## Source material
•••••

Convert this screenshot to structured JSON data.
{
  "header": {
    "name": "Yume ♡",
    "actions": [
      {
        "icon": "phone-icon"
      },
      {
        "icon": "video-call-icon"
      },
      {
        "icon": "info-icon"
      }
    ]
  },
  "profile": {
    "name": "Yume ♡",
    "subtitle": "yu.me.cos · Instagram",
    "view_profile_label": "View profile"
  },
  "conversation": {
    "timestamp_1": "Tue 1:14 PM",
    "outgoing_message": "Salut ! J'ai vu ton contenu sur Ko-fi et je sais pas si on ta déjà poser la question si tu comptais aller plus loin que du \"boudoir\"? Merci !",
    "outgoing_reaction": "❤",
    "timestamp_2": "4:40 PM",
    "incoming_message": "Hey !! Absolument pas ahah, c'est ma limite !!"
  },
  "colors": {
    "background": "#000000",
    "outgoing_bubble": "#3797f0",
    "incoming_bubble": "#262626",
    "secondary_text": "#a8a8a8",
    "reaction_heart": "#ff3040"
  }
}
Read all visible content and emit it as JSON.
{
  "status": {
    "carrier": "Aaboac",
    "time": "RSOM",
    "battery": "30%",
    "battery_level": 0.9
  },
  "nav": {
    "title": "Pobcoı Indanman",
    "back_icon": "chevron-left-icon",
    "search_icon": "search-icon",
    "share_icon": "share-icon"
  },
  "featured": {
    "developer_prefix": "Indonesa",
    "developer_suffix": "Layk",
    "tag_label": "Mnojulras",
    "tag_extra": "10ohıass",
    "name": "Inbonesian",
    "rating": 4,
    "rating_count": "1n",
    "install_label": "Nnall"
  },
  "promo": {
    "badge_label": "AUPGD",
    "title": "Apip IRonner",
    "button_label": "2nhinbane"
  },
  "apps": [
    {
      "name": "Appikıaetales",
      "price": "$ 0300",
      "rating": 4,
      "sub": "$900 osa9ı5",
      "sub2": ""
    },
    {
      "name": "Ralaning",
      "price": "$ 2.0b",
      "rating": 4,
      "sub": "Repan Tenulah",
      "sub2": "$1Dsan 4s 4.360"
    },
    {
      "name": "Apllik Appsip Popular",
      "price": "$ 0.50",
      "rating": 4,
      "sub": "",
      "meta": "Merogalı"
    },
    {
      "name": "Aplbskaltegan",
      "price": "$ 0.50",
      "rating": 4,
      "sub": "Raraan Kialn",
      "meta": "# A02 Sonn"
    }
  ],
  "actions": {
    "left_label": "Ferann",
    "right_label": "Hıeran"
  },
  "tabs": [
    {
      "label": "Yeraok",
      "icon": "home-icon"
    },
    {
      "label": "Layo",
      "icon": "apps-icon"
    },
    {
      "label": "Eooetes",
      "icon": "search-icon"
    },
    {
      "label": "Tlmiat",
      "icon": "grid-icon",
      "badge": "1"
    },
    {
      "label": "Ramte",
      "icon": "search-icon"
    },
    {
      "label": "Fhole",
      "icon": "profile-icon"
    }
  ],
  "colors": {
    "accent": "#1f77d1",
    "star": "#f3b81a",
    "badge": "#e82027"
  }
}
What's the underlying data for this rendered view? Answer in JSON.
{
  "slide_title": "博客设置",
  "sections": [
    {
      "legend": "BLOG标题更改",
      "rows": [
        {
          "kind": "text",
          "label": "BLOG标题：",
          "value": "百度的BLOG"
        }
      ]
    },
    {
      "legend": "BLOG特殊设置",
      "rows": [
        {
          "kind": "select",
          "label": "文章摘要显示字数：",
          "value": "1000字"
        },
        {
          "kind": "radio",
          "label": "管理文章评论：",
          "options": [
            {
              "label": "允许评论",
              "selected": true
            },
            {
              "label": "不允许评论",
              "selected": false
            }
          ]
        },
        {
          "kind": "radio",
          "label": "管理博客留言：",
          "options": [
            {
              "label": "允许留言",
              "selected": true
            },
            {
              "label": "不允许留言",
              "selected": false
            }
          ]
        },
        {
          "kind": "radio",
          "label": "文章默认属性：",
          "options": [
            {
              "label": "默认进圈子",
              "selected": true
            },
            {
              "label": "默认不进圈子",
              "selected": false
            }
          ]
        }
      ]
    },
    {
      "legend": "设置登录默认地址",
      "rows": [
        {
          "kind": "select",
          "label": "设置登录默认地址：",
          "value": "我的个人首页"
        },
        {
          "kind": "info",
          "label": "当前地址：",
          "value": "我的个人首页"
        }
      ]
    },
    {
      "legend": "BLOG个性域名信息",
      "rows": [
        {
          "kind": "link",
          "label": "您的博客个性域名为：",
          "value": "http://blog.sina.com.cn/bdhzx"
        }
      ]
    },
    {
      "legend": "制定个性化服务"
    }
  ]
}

•••••

## Work to complete
Reproduce the material above, every line of it, exactly.

## Written reply
Convert this screenshot to structured JSON data.
{
  "header": {
    "name": "Yume ♡",
    "actions": [
      {
        "icon": "phone-icon"
      },
      {
        "icon": "video-call-icon"
      },
      {
        "icon": "info-icon"
      }
    ]
  },
  "profile": {
    "name": "Yume ♡",
    "subtitle": "yu.me.cos · Instagram",
    "view_profile_label": "View profile"
  },
  "conversation": {
    "timestamp_1": "Tue 1:14 PM",
    "outgoing_message": "Salut ! J'ai vu ton contenu sur Ko-fi et je sais pas si on ta déjà poser la question si tu comptais aller plus loin que du \"boudoir\"? Merci !",
    "outgoing_reaction": "❤",
    "timestamp_2": "4:40 PM",
    "incoming_message": "Hey !! Absolument pas ahah, c'est ma limite !!"
  },
  "colors": {
    "background": "#000000",
    "outgoing_bubble": "#3797f0",
    "incoming_bubble": "#262626",
    "secondary_text": "#a8a8a8",
    "reaction_heart": "#ff3040"
  }
}
Read all visible content and emit it as JSON.
{
  "status": {
    "carrier": "Aaboac",
    "time": "RSOM",
    "battery": "30%",
    "battery_level": 0.9
  },
  "nav": {
    "title": "Pobcoı Indanman",
    "back_icon": "chevron-left-icon",
    "search_icon": "search-icon",
    "share_icon": "share-icon"
  },
  "featured": {
    "developer_prefix": "Indonesa",
    "developer_suffix": "Layk",
    "tag_label": "Mnojulras",
    "tag_extra": "10ohıass",
    "name": "Inbonesian",
    "rating": 4,
    "rating_count": "1n",
    "install_label": "Nnall"
  },
  "promo": {
    "badge_label": "AUPGD",
    "title": "Apip IRonner",
    "button_label": "2nhinbane"
  },
  "apps": [
    {
      "name": "Appikıaetales",
      "price": "$ 0300",
      "rating": 4,
      "sub": "$900 osa9ı5",
      "sub2": ""
    },
    {
      "name": "Ralaning",
      "price": "$ 2.0b",
      "rating": 4,
      "sub": "Repan Tenulah",
      "sub2": "$1Dsan 4s 4.360"
    },
    {
      "name": "Apllik Appsip Popular",
      "price": "$ 0.50",
      "rating": 4,
      "sub": "",
      "meta": "Merogalı"
    },
    {
      "name": "Aplbskaltegan",
      "price": "$ 0.50",
      "rating": 4,
      "sub": "Raraan Kialn",
      "meta": "# A02 Sonn"
    }
  ],
  "actions": {
    "left_label": "Ferann",
    "right_label": "Hıeran"
  },
  "tabs": [
    {
      "label": "Yeraok",
      "icon": "home-icon"
    },
    {
      "label": "Layo",
      "icon": "apps-icon"
    },
    {
      "label": "Eooetes",
      "icon": "search-icon"
    },
    {
      "label": "Tlmiat",
      "icon": "grid-icon",
      "badge": "1"
    },
    {
      "label": "Ramte",
      "icon": "search-icon"
    },
    {
      "label": "Fhole",
      "icon": "profile-icon"
    }
  ],
  "colors": {
    "accent": "#1f77d1",
    "star": "#f3b81a",
    "badge": "#e82027"
  }
}
What's the underlying data for this rendered view? Answer in JSON.
{
  "slide_title": "博客设置",
  "sections": [
    {
      "legend": "BLOG标题更改",
      "rows": [
        {
          "kind": "text",
          "label": "BLOG标题：",
          "value": "百度的BLOG"
        }
      ]
    },
    {
      "legend": "BLOG特殊设置",
      "rows": [
        {
          "kind": "select",
          "label": "文章摘要显示字数：",
          "value": "1000字"
        },
        {
          "kind": "radio",
          "label": "管理文章评论：",
          "options": [
            {
              "label": "允许评论",
              "selected": true
            },
            {
              "label": "不允许评论",
              "selected": false
            }
          ]
        },
        {
          "kind": "radio",
          "label": "管理博客留言：",
          "options": [
            {
              "label": "允许留言",
              "selected": true
            },
            {
              "label": "不允许留言",
              "selected": false
            }
          ]
        },
        {
          "kind": "radio",
          "label": "文章默认属性：",
          "options": [
            {
              "label": "默认进圈子",
              "selected": true
            },
            {
              "label": "默认不进圈子",
              "selected": false
            }
          ]
        }
      ]
    },
    {
      "legend": "设置登录默认地址",
      "rows": [
        {
          "kind": "select",
          "label": "设置登录默认地址：",
          "value": "我的个人首页"
        },
        {
          "kind": "info",
          "label": "当前地址：",
          "value": "我的个人首页"
        }
      ]
    },
    {
      "legend": "BLOG个性域名信息",
      "rows": [
        {
          "kind": "link",
          "label": "您的博客个性域名为：",
          "value": "http://blog.sina.com.cn/bdhzx"
        }
      ]
    },
    {
      "legend": "制定个性化服务"
    }
  ]
}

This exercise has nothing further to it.